[Exercise instructions]
Give back exactly the lines starting at the one with "Give me the" and ending at the last line of the data below. Pictures are not part of the copy.

· · ·

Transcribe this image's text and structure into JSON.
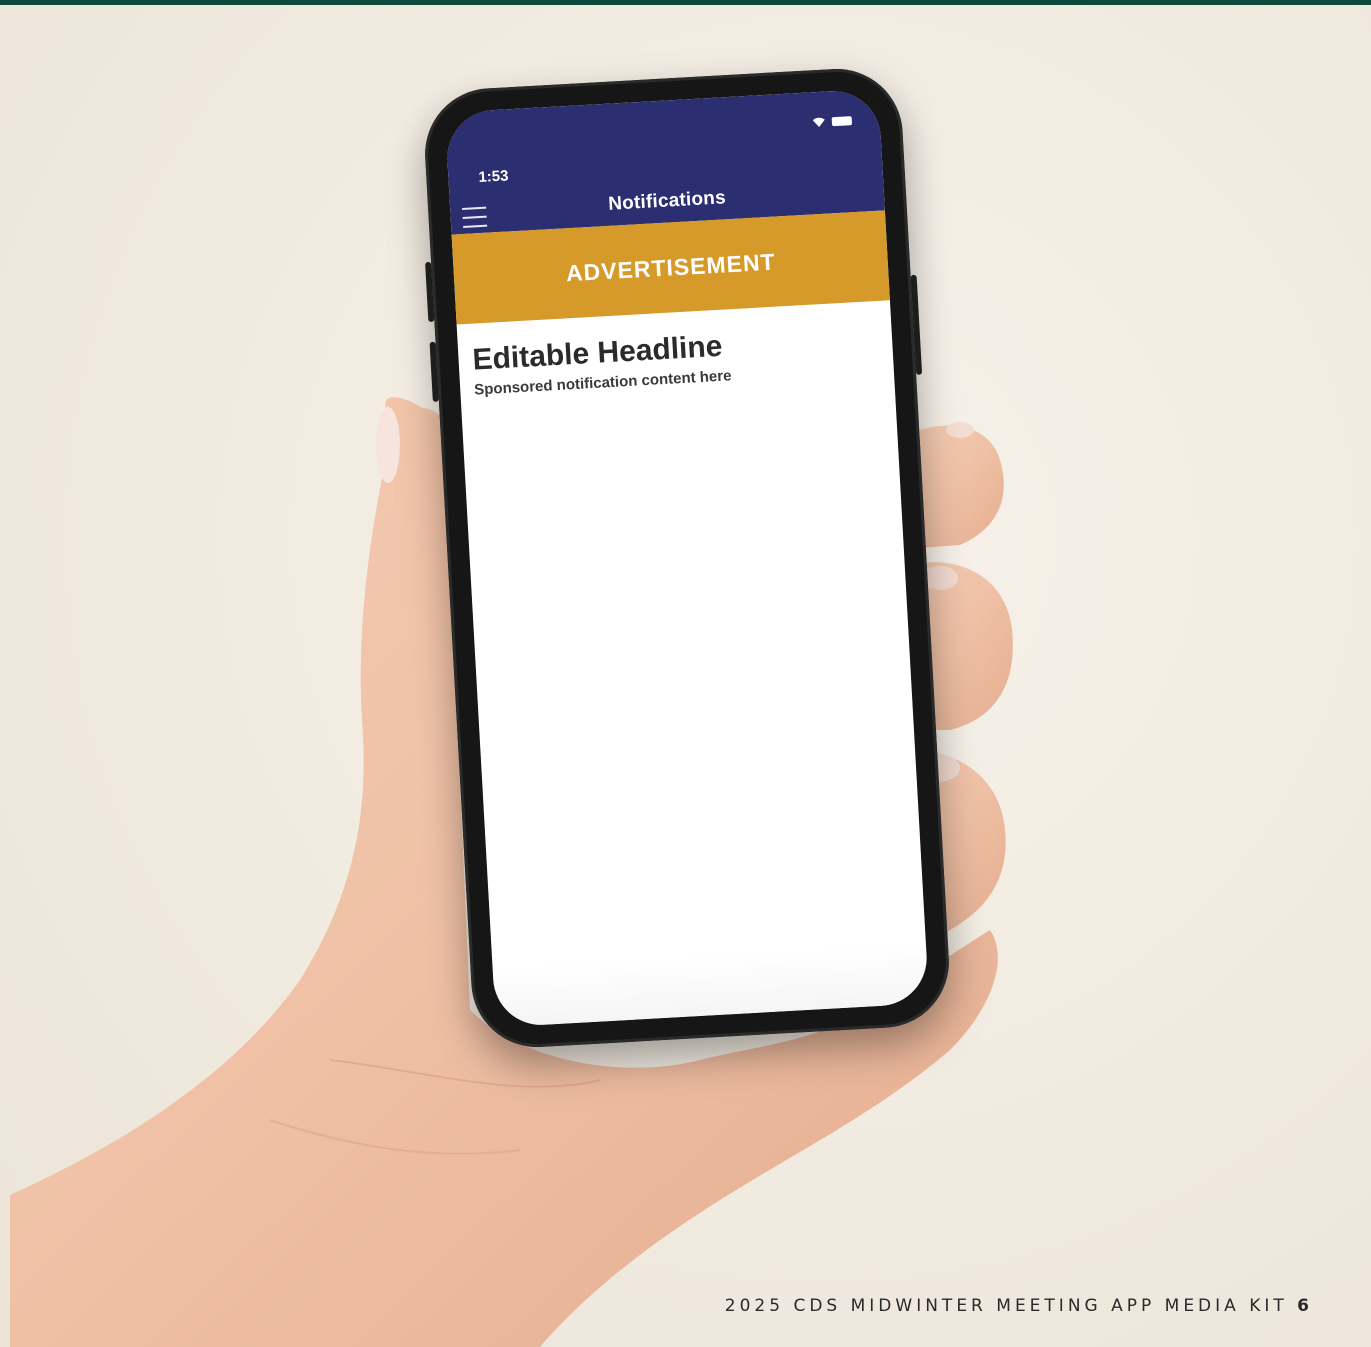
{
  "footer": {
    "title": "2025 CDS MIDWINTER MEETING APP MEDIA KIT",
    "page_number": "6"
  },
  "phone": {
    "status_time": "1:53",
    "header_title": "Notifications",
    "ad_banner": "ADVERTISEMENT",
    "notification": {
      "headline": "Editable Headline",
      "body": "Sponsored notification content here"
    }
  },
  "icons": [
    "wifi-icon",
    "battery-icon",
    "menu-icon"
  ],
  "colors": {
    "top_bar": "#0e4a3c",
    "header": "#2b2e70",
    "ad_banner": "#d69a2a",
    "background": "#f3ede4"
  }
}
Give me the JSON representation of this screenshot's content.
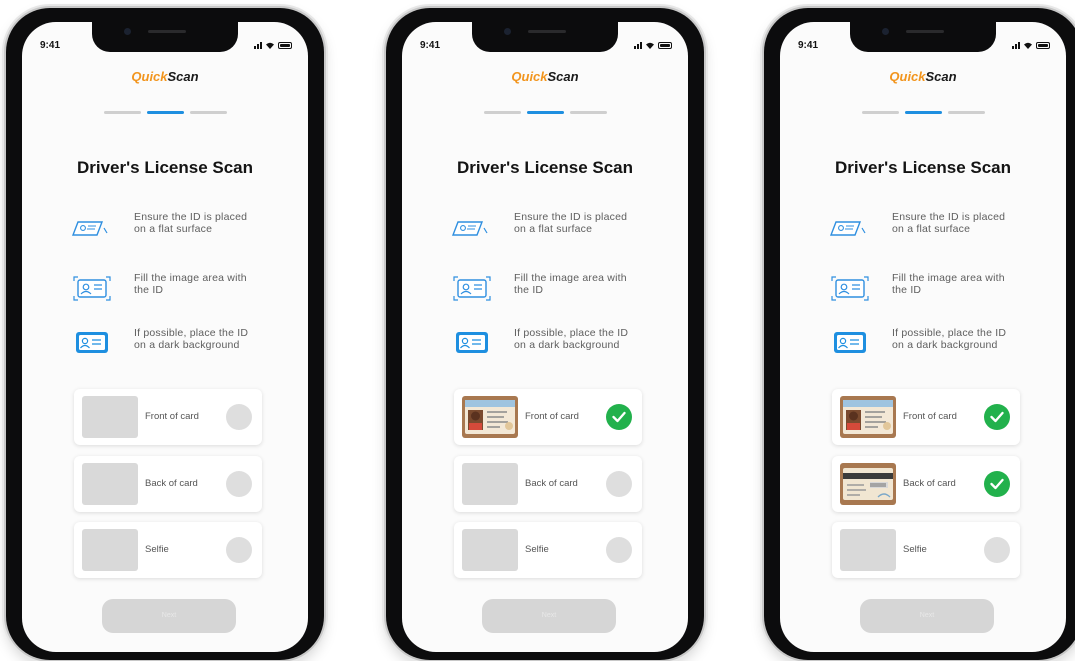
{
  "status_bar": {
    "time": "9:41"
  },
  "brand": {
    "part1": "Quick",
    "part2": "Scan"
  },
  "title": "Driver's License Scan",
  "tips": [
    {
      "icon": "id-card-flat-icon",
      "text": "Ensure the ID is placed on a flat surface"
    },
    {
      "icon": "id-card-frame-icon",
      "text": "Fill the image area with the ID"
    },
    {
      "icon": "id-card-dark-icon",
      "text": "If possible, place the ID on a dark background"
    }
  ],
  "scan_items": [
    {
      "label": "Front of card"
    },
    {
      "label": "Back of card"
    },
    {
      "label": "Selfie"
    }
  ],
  "button": {
    "label": "Next"
  },
  "screens": [
    {
      "step": 2,
      "front_captured": false,
      "back_captured": false,
      "selfie_captured": false
    },
    {
      "step": 2,
      "front_captured": true,
      "back_captured": false,
      "selfie_captured": false
    },
    {
      "step": 2,
      "front_captured": true,
      "back_captured": true,
      "selfie_captured": false
    }
  ],
  "colors": {
    "accent": "#1e8fe0",
    "brand": "#f2951e",
    "success": "#22b14c"
  }
}
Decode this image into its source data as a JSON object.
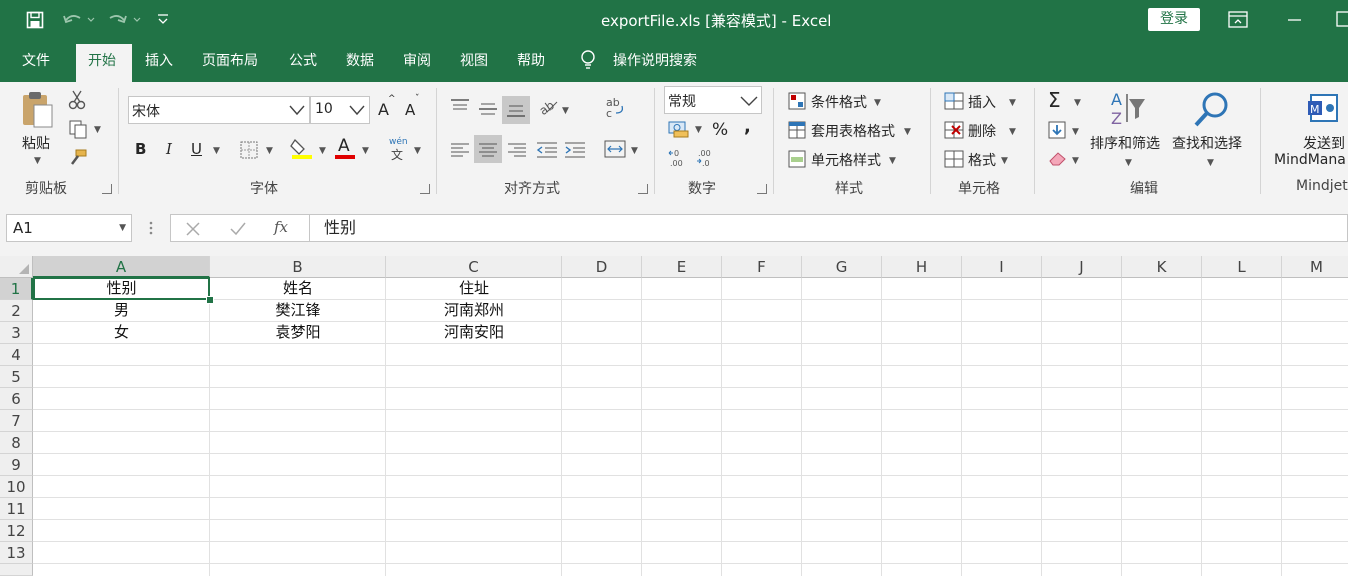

· · ·

[Answer to this task]
Give me the JSON representation of this screenshot's content.
{
  "status_bar": {
    "time": "9:41"
  },
  "brand": {
    "part1": "Quick",
    "part2": "Scan"
  },
  "title": "Driver's License Scan",
  "tips": [
    {
      "icon": "id-card-flat-icon",
      "text": "Ensure the ID is placed on a flat surface"
    },
    {
      "icon": "id-card-frame-icon",
      "text": "Fill the image area with the ID"
    },
    {
      "icon": "id-card-dark-icon",
      "text": "If possible, place the ID on a dark background"
    }
  ],
  "scan_items": [
    {
      "label": "Front of card"
    },
    {
      "label": "Back of card"
    },
    {
      "label": "Selfie"
    }
  ],
  "button": {
    "label": "Next"
  },
  "screens": [
    {
      "step": 2,
      "front_captured": false,
      "back_captured": false,
      "selfie_captured": false
    },
    {
      "step": 2,
      "front_captured": true,
      "back_captured": false,
      "selfie_captured": false
    },
    {
      "step": 2,
      "front_captured": true,
      "back_captured": true,
      "selfie_captured": false
    }
  ],
  "colors": {
    "accent": "#1e8fe0",
    "brand": "#f2951e",
    "success": "#22b14c"
  }
}
Decode this image into its source data as a JSON object.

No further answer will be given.